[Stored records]
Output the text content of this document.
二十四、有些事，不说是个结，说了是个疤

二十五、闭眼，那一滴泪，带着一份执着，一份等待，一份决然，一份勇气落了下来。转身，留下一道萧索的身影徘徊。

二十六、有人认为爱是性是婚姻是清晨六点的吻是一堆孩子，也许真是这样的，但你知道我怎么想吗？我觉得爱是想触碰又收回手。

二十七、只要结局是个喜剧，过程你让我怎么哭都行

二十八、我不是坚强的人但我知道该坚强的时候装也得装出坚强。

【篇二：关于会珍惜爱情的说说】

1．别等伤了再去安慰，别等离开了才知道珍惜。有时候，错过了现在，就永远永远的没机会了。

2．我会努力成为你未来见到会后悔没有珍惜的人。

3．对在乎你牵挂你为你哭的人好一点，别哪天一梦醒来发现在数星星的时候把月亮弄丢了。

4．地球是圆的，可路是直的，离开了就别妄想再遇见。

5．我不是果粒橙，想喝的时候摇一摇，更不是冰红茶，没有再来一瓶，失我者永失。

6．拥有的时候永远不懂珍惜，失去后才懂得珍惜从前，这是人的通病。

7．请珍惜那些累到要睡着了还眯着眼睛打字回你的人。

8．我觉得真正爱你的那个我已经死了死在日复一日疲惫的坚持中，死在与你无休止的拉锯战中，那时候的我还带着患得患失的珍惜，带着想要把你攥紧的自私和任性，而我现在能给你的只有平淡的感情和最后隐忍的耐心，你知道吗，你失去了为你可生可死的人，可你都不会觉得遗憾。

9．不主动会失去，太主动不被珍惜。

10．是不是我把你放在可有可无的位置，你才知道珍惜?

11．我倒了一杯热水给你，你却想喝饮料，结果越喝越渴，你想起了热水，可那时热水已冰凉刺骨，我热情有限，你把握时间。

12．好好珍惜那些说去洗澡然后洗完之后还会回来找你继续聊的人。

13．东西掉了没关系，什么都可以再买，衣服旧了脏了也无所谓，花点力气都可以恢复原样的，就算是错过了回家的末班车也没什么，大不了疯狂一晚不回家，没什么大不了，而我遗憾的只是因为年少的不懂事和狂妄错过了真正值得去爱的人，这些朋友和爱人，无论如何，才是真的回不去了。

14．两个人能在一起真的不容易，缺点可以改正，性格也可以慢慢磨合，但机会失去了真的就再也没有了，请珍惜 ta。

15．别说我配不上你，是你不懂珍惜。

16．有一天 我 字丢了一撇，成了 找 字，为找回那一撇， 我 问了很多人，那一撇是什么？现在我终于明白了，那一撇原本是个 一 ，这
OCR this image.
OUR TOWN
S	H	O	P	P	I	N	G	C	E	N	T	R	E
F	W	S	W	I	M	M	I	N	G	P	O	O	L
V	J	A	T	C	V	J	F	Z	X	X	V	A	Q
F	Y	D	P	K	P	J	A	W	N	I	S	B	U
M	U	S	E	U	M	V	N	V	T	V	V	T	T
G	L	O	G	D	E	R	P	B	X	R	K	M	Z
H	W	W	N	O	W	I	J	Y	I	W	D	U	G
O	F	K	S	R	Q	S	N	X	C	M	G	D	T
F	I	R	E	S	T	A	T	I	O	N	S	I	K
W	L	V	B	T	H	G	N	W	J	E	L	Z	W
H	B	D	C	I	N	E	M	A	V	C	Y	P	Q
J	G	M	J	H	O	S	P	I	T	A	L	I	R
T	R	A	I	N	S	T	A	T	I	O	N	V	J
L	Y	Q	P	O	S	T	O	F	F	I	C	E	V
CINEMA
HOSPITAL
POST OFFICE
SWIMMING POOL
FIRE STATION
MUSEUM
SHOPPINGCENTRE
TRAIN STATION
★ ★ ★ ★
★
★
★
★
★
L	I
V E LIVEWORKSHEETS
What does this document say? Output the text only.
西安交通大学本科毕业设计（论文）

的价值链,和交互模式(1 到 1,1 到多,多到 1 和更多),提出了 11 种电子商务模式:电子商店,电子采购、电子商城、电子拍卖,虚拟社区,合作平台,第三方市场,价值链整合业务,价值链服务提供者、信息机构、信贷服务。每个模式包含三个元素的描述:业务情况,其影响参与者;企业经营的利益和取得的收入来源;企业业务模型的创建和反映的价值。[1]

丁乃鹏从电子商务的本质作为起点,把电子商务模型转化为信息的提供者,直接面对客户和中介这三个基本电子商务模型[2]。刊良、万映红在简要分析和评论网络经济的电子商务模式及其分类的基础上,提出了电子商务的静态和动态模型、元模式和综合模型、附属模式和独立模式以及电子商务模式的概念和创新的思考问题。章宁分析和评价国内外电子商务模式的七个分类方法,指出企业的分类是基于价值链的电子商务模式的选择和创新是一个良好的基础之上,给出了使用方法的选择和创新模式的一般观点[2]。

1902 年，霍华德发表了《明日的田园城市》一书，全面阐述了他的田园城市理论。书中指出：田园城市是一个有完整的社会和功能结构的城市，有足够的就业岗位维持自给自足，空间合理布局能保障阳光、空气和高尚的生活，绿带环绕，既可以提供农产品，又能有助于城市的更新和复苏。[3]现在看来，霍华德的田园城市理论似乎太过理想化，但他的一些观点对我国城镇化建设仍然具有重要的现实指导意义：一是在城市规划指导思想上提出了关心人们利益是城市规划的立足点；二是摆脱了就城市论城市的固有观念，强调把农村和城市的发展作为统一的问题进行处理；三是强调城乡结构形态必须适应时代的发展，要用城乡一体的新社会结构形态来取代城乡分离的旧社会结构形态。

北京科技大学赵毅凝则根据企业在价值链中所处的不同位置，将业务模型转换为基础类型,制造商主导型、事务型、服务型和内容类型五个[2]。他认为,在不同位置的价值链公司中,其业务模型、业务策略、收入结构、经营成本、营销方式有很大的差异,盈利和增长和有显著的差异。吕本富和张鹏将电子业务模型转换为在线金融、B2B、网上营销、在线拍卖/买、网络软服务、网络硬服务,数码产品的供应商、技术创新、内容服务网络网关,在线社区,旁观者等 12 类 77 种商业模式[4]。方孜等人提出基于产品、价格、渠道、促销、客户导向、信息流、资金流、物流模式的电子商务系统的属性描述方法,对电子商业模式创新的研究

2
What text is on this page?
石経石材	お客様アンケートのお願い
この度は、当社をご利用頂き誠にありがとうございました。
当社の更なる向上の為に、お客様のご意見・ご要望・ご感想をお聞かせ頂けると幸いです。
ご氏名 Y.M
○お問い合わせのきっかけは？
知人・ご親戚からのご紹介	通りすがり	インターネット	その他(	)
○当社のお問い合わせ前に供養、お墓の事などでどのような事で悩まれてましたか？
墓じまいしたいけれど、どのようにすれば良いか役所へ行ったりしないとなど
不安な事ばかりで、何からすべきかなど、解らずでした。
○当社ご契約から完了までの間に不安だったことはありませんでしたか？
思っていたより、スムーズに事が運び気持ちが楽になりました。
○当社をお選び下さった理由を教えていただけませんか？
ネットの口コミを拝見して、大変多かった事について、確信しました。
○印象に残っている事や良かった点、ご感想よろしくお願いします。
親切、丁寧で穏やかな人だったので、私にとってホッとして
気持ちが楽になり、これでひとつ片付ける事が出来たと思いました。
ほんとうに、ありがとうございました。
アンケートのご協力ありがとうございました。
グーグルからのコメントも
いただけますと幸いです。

(REQUIREMENTS): Transcribe every entry exactly, omitting nothing.

(WRITTEN SOLUTION):
Output the text content of this document.
二十四、有些事，不说是个结，说了是个疤

二十五、闭眼，那一滴泪，带着一份执着，一份等待，一份决然，一份勇气落了下来。转身，留下一道萧索的身影徘徊。

二十六、有人认为爱是性是婚姻是清晨六点的吻是一堆孩子，也许真是这样的，但你知道我怎么想吗？我觉得爱是想触碰又收回手。

二十七、只要结局是个喜剧，过程你让我怎么哭都行

二十八、我不是坚强的人但我知道该坚强的时候装也得装出坚强。

【篇二：关于会珍惜爱情的说说】

1．别等伤了再去安慰，别等离开了才知道珍惜。有时候，错过了现在，就永远永远的没机会了。

2．我会努力成为你未来见到会后悔没有珍惜的人。

3．对在乎你牵挂你为你哭的人好一点，别哪天一梦醒来发现在数星星的时候把月亮弄丢了。

4．地球是圆的，可路是直的，离开了就别妄想再遇见。

5．我不是果粒橙，想喝的时候摇一摇，更不是冰红茶，没有再来一瓶，失我者永失。

6．拥有的时候永远不懂珍惜，失去后才懂得珍惜从前，这是人的通病。

7．请珍惜那些累到要睡着了还眯着眼睛打字回你的人。

8．我觉得真正爱你的那个我已经死了死在日复一日疲惫的坚持中，死在与你无休止的拉锯战中，那时候的我还带着患得患失的珍惜，带着想要把你攥紧的自私和任性，而我现在能给你的只有平淡的感情和最后隐忍的耐心，你知道吗，你失去了为你可生可死的人，可你都不会觉得遗憾。

9．不主动会失去，太主动不被珍惜。

10．是不是我把你放在可有可无的位置，你才知道珍惜?

11．我倒了一杯热水给你，你却想喝饮料，结果越喝越渴，你想起了热水，可那时热水已冰凉刺骨，我热情有限，你把握时间。

12．好好珍惜那些说去洗澡然后洗完之后还会回来找你继续聊的人。

13．东西掉了没关系，什么都可以再买，衣服旧了脏了也无所谓，花点力气都可以恢复原样的，就算是错过了回家的末班车也没什么，大不了疯狂一晚不回家，没什么大不了，而我遗憾的只是因为年少的不懂事和狂妄错过了真正值得去爱的人，这些朋友和爱人，无论如何，才是真的回不去了。

14．两个人能在一起真的不容易，缺点可以改正，性格也可以慢慢磨合，但机会失去了真的就再也没有了，请珍惜 ta。

15．别说我配不上你，是你不懂珍惜。

16．有一天 我 字丢了一撇，成了 找 字，为找回那一撇， 我 问了很多人，那一撇是什么？现在我终于明白了，那一撇原本是个 一 ，这
OCR this image.
OUR TOWN
S	H	O	P	P	I	N	G	C	E	N	T	R	E
F	W	S	W	I	M	M	I	N	G	P	O	O	L
V	J	A	T	C	V	J	F	Z	X	X	V	A	Q
F	Y	D	P	K	P	J	A	W	N	I	S	B	U
M	U	S	E	U	M	V	N	V	T	V	V	T	T
G	L	O	G	D	E	R	P	B	X	R	K	M	Z
H	W	W	N	O	W	I	J	Y	I	W	D	U	G
O	F	K	S	R	Q	S	N	X	C	M	G	D	T
F	I	R	E	S	T	A	T	I	O	N	S	I	K
W	L	V	B	T	H	G	N	W	J	E	L	Z	W
H	B	D	C	I	N	E	M	A	V	C	Y	P	Q
J	G	M	J	H	O	S	P	I	T	A	L	I	R
T	R	A	I	N	S	T	A	T	I	O	N	V	J
L	Y	Q	P	O	S	T	O	F	F	I	C	E	V
CINEMA
HOSPITAL
POST OFFICE
SWIMMING POOL
FIRE STATION
MUSEUM
SHOPPINGCENTRE
TRAIN STATION
★ ★ ★ ★
★
★
★
★
★
L	I
V E LIVEWORKSHEETS
What does this document say? Output the text only.
西安交通大学本科毕业设计（论文）

的价值链,和交互模式(1 到 1,1 到多,多到 1 和更多),提出了 11 种电子商务模式:电子商店,电子采购、电子商城、电子拍卖,虚拟社区,合作平台,第三方市场,价值链整合业务,价值链服务提供者、信息机构、信贷服务。每个模式包含三个元素的描述:业务情况,其影响参与者;企业经营的利益和取得的收入来源;企业业务模型的创建和反映的价值。[1]

丁乃鹏从电子商务的本质作为起点,把电子商务模型转化为信息的提供者,直接面对客户和中介这三个基本电子商务模型[2]。刊良、万映红在简要分析和评论网络经济的电子商务模式及其分类的基础上,提出了电子商务的静态和动态模型、元模式和综合模型、附属模式和独立模式以及电子商务模式的概念和创新的思考问题。章宁分析和评价国内外电子商务模式的七个分类方法,指出企业的分类是基于价值链的电子商务模式的选择和创新是一个良好的基础之上,给出了使用方法的选择和创新模式的一般观点[2]。

1902 年，霍华德发表了《明日的田园城市》一书，全面阐述了他的田园城市理论。书中指出：田园城市是一个有完整的社会和功能结构的城市，有足够的就业岗位维持自给自足，空间合理布局能保障阳光、空气和高尚的生活，绿带环绕，既可以提供农产品，又能有助于城市的更新和复苏。[3]现在看来，霍华德的田园城市理论似乎太过理想化，但他的一些观点对我国城镇化建设仍然具有重要的现实指导意义：一是在城市规划指导思想上提出了关心人们利益是城市规划的立足点；二是摆脱了就城市论城市的固有观念，强调把农村和城市的发展作为统一的问题进行处理；三是强调城乡结构形态必须适应时代的发展，要用城乡一体的新社会结构形态来取代城乡分离的旧社会结构形态。

北京科技大学赵毅凝则根据企业在价值链中所处的不同位置，将业务模型转换为基础类型,制造商主导型、事务型、服务型和内容类型五个[2]。他认为,在不同位置的价值链公司中,其业务模型、业务策略、收入结构、经营成本、营销方式有很大的差异,盈利和增长和有显著的差异。吕本富和张鹏将电子业务模型转换为在线金融、B2B、网上营销、在线拍卖/买、网络软服务、网络硬服务,数码产品的供应商、技术创新、内容服务网络网关,在线社区,旁观者等 12 类 77 种商业模式[4]。方孜等人提出基于产品、价格、渠道、促销、客户导向、信息流、资金流、物流模式的电子商务系统的属性描述方法,对电子商业模式创新的研究

2
What text is on this page?
石経石材	お客様アンケートのお願い
この度は、当社をご利用頂き誠にありがとうございました。
当社の更なる向上の為に、お客様のご意見・ご要望・ご感想をお聞かせ頂けると幸いです。
ご氏名 Y.M
○お問い合わせのきっかけは？
知人・ご親戚からのご紹介	通りすがり	インターネット	その他(	)
○当社のお問い合わせ前に供養、お墓の事などでどのような事で悩まれてましたか？
墓じまいしたいけれど、どのようにすれば良いか役所へ行ったりしないとなど
不安な事ばかりで、何からすべきかなど、解らずでした。
○当社ご契約から完了までの間に不安だったことはありませんでしたか？
思っていたより、スムーズに事が運び気持ちが楽になりました。
○当社をお選び下さった理由を教えていただけませんか？
ネットの口コミを拝見して、大変多かった事について、確信しました。
○印象に残っている事や良かった点、ご感想よろしくお願いします。
親切、丁寧で穏やかな人だったので、私にとってホッとして
気持ちが楽になり、これでひとつ片付ける事が出来たと思いました。
ほんとうに、ありがとうございました。
アンケートのご協力ありがとうございました。
グーグルからのコメントも
いただけますと幸いです。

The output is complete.